---- PROVIDED DATA

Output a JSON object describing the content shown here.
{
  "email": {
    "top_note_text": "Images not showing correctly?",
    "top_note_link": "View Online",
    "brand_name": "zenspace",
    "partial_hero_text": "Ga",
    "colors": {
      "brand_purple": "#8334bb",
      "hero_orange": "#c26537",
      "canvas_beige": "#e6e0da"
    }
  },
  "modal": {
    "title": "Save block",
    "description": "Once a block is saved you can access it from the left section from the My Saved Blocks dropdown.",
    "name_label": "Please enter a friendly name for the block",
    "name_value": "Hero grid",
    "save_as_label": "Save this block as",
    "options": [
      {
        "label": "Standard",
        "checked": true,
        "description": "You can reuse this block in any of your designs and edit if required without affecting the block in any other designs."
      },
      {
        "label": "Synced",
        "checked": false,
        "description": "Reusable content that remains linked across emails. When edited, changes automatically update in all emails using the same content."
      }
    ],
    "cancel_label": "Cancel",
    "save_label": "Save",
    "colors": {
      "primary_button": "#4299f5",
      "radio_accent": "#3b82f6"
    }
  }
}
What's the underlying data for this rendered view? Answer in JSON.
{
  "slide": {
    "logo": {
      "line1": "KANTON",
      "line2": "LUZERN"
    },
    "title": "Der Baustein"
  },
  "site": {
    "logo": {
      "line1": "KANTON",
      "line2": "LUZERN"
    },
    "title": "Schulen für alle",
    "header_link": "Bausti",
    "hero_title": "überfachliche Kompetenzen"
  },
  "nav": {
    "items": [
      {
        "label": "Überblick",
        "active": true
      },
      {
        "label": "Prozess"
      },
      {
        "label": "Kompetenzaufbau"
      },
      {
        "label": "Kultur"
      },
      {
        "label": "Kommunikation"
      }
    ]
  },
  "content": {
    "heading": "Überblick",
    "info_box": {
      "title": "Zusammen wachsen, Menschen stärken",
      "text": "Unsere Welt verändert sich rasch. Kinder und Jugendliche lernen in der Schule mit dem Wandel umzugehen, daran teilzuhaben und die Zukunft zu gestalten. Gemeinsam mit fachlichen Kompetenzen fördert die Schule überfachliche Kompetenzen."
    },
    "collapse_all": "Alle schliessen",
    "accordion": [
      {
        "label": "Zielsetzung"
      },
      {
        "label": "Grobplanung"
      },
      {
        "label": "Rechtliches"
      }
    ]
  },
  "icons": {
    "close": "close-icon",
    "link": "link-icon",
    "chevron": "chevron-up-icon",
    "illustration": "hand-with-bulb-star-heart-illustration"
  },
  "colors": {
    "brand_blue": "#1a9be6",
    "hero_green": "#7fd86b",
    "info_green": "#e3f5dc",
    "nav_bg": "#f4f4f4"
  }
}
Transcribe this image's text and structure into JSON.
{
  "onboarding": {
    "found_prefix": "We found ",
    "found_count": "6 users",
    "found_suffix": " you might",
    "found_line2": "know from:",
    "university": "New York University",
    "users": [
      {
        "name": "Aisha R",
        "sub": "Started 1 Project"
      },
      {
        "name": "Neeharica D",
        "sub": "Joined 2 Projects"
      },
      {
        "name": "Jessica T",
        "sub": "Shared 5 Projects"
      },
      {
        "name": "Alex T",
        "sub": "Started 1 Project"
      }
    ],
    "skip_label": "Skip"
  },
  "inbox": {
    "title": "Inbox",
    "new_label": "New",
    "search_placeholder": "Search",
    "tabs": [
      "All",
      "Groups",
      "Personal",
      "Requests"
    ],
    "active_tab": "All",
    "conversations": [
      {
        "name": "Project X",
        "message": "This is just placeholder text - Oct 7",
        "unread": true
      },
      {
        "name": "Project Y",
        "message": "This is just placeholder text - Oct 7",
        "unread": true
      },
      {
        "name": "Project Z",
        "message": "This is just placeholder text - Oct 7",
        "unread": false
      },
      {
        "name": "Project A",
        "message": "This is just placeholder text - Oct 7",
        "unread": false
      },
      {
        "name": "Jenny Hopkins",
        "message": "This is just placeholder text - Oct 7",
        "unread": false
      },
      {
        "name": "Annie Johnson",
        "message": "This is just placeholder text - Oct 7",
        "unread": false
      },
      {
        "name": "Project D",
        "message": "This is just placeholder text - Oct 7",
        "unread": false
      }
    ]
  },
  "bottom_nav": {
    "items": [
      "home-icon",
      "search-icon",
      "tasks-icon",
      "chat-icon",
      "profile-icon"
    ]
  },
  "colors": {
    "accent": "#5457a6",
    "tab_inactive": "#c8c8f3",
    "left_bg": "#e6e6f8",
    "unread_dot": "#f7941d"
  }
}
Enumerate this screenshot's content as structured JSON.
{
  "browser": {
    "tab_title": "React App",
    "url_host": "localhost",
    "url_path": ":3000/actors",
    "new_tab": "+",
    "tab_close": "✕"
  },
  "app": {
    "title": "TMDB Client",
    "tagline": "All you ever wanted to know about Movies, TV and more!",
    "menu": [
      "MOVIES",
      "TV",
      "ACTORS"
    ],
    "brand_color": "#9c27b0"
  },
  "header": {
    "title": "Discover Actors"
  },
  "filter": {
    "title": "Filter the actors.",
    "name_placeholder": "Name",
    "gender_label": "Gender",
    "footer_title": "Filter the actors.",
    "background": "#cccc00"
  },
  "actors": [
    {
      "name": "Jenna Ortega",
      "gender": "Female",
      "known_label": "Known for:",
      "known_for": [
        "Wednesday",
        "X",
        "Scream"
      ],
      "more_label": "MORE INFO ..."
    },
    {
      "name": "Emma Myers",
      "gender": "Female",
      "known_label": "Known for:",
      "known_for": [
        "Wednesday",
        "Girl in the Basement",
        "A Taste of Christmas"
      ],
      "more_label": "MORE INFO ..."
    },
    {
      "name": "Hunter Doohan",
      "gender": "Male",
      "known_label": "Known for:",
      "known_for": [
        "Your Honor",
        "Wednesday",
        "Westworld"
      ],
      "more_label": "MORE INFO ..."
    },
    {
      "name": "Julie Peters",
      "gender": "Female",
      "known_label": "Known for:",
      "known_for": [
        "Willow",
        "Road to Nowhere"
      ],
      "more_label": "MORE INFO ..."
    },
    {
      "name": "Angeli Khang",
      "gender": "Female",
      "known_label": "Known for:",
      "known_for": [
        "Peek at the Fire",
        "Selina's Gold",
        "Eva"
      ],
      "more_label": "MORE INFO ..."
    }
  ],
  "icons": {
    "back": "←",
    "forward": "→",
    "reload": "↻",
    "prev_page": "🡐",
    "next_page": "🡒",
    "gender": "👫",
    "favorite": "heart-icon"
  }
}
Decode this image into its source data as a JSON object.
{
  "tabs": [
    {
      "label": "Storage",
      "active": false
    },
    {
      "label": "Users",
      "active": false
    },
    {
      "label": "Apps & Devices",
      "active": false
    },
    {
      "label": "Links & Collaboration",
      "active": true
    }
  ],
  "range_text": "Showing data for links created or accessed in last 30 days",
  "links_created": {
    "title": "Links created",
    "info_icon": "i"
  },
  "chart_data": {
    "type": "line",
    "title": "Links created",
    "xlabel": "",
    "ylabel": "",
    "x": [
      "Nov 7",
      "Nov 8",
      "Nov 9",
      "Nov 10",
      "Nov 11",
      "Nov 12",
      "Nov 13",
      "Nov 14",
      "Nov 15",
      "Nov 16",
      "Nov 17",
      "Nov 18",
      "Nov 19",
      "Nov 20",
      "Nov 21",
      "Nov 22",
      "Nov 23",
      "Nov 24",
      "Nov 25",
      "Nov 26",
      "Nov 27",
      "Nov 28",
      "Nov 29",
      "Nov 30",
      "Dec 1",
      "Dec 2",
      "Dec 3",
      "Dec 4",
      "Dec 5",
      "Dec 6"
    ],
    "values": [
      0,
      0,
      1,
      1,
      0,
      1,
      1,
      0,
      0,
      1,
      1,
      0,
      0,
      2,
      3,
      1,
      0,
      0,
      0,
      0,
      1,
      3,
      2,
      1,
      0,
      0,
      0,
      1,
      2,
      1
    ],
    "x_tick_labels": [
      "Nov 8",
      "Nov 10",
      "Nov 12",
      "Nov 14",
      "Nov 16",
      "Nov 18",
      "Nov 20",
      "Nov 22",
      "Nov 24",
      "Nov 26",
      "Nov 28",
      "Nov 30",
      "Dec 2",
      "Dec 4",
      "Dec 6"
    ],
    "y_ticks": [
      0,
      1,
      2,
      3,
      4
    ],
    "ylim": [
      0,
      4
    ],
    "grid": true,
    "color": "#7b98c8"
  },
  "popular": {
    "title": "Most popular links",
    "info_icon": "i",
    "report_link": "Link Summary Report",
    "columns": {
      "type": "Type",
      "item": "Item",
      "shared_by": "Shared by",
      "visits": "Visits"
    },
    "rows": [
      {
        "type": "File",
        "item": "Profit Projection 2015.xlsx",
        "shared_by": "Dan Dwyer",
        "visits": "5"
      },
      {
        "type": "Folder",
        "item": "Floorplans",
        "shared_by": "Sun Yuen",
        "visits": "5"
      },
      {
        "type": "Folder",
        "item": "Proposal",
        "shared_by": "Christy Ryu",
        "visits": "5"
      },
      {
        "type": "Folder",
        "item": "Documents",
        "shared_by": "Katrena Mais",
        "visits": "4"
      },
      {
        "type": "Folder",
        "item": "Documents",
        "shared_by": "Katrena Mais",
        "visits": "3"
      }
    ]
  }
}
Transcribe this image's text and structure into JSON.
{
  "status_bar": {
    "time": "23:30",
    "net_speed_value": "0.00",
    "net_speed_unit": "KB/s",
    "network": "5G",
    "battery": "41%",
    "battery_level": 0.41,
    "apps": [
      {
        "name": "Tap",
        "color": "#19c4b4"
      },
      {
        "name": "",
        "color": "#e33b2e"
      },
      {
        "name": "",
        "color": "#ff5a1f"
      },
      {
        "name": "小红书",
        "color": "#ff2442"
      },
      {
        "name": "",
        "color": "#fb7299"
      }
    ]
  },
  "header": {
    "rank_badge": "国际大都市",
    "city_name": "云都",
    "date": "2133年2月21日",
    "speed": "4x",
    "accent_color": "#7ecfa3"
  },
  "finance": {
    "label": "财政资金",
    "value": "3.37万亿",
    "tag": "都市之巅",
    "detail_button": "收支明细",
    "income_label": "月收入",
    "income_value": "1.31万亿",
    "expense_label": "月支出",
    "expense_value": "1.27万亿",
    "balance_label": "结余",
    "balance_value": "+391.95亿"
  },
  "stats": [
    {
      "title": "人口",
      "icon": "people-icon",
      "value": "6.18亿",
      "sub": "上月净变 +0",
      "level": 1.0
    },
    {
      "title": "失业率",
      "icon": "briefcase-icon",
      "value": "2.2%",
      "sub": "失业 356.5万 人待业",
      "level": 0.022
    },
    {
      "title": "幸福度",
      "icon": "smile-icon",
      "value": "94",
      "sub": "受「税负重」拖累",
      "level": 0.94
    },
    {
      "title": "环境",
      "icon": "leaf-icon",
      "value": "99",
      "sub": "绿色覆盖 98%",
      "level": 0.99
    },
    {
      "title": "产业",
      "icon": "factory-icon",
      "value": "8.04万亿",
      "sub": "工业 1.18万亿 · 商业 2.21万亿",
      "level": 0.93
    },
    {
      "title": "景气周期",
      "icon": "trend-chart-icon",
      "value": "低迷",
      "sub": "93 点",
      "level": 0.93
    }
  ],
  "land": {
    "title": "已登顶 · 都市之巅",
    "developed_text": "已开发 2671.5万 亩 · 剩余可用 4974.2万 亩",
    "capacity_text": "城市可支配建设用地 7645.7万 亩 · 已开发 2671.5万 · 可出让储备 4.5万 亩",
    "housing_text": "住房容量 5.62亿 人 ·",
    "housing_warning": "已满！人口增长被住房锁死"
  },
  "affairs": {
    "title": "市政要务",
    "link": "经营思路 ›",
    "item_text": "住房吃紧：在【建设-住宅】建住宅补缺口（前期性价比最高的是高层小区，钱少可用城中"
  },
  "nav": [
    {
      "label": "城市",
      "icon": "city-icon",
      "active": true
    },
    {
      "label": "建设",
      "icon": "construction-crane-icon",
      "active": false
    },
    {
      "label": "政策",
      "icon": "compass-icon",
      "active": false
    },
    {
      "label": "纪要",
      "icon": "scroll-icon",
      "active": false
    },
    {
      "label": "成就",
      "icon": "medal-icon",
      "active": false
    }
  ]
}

--------

WHAT YOU ARE ASKED TO DO: Copy every line above that includes the string "from".

SOLUTION TO THIS TASK:
    "description": "Once a block is saved you can access it from the left section from the My Saved Blocks dropdown.",
    "found_line2": "know from:",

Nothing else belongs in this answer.